>> start
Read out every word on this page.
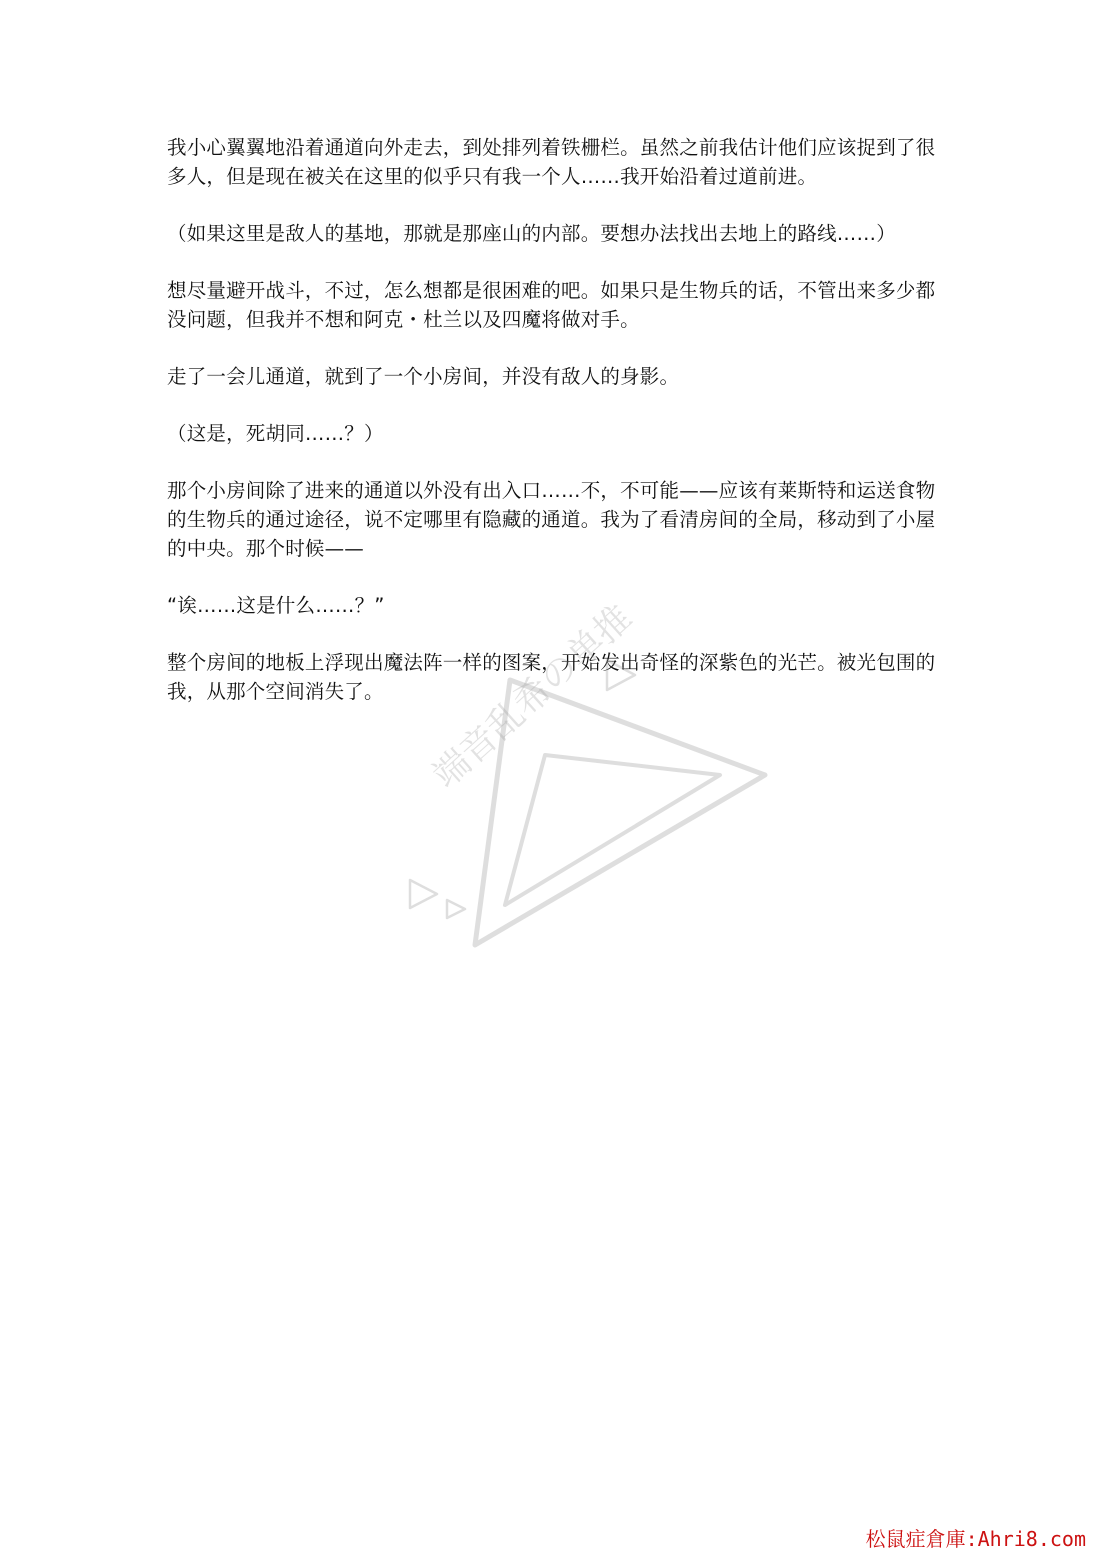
我小心翼翼地沿着通道向外走去，到处排列着铁栅栏。虽然之前我估计他们应该捉到了很多人，但是现在被关在这里的似乎只有我一个人……我开始沿着过道前进。

（如果这里是敌人的基地，那就是那座山的内部。要想办法找出去地上的路线……）

想尽量避开战斗，不过，怎么想都是很困难的吧。如果只是生物兵的话，不管出来多少都没问题，但我并不想和阿克・杜兰以及四魔将做对手。

走了一会儿通道，就到了一个小房间，并没有敌人的身影。

（这是，死胡同……？）

那个小房间除了进来的通道以外没有出入口……不，不可能——应该有莱斯特和运送食物的生物兵的通过途径，说不定哪里有隐藏的通道。我为了看清房间的全局，移动到了小屋的中央。那个时候——

“诶……这是什么……？”

整个房间的地板上浮现出魔法阵一样的图案，开始发出奇怪的深紫色的光芒。被光包围的我，从那个空间消失了。	端音乱希の单推
松鼠症倉庫:Ahri8.com
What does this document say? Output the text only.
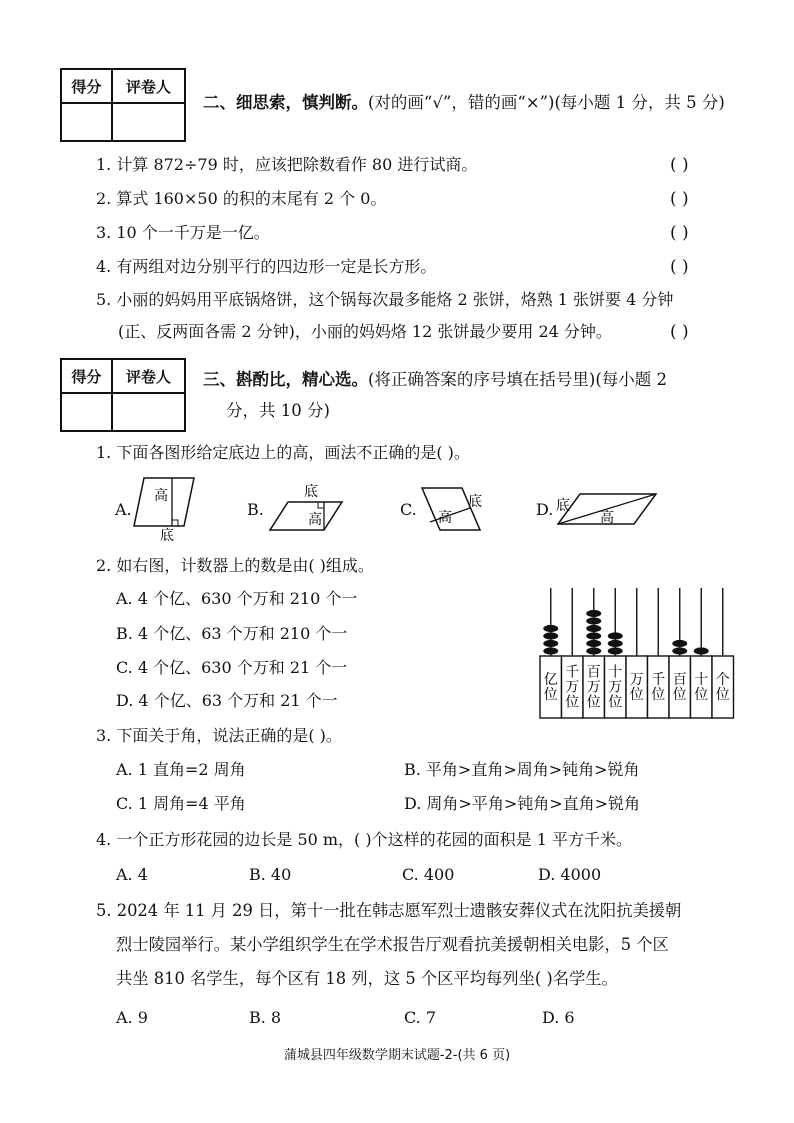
得分	评卷人

二、细思索，慎判断。(对的画“√”，错的画“×”)(每小题 1 分，共 5 分)
1. 计算 872÷79 时，应该把除数看作 80 进行试商。	( )
2. 算式 160×50 的积的末尾有 2 个 0。	( )
3. 10 个一千万是一亿。	( )
4. 有两组对边分别平行的四边形一定是长方形。	( )
5. 小丽的妈妈用平底锅烙饼，这个锅每次最多能烙 2 张饼，烙熟 1 张饼要 4 分钟
(正、反两面各需 2 分钟)，小丽的妈妈烙 12 张饼最少要用 24 分钟。	( )
得分	评卷人
	三、斟酌比，精心选。(将正确答案的序号填在括号里)(每小题 2
分，共 10 分)
1. 下面各图形给定底边上的高，画法不正确的是( )。
A.
高
底
B.
底
高
C. 高
底	D. 底
高
2. 如右图，计数器上的数是由( )组成。
A. 4 个亿、630 个万和 210 个一
B. 4 个亿、63 个万和 210 个一
C. 4 个亿、630 个万和 21 个一
D. 4 个亿、63 个万和 21 个一
亿
位
千
万
位
百
万
位
十
万
位
万
位
千
位
百
位
十
位
个
位
3. 下面关于角，说法正确的是( )。
A. 1 直角=2 周角	B. 平角>直角>周角>钝角>锐角
C. 1 周角=4 平角	D. 周角>平角>钝角>直角>锐角
4. 一个正方形花园的边长是 50 m，( )个这样的花园的面积是 1 平方千米。
A. 4	B. 40	C. 400	D. 4000
5. 2024 年 11 月 29 日，第十一批在韩志愿军烈士遗骸安葬仪式在沈阳抗美援朝
烈士陵园举行。某小学组织学生在学术报告厅观看抗美援朝相关电影，5 个区
共坐 810 名学生，每个区有 18 列，这 5 个区平均每列坐( )名学生。
A. 9	B. 8	C. 7	D. 6
蒲城县四年级数学期末试题-2-(共 6 页)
>> end
▸ **WHAT TO DO**
Find all lines holding the string "this" and copy them.

▸ **FINAL ANSWER**
Read out every word on this page.
What does this document say? Output the text only.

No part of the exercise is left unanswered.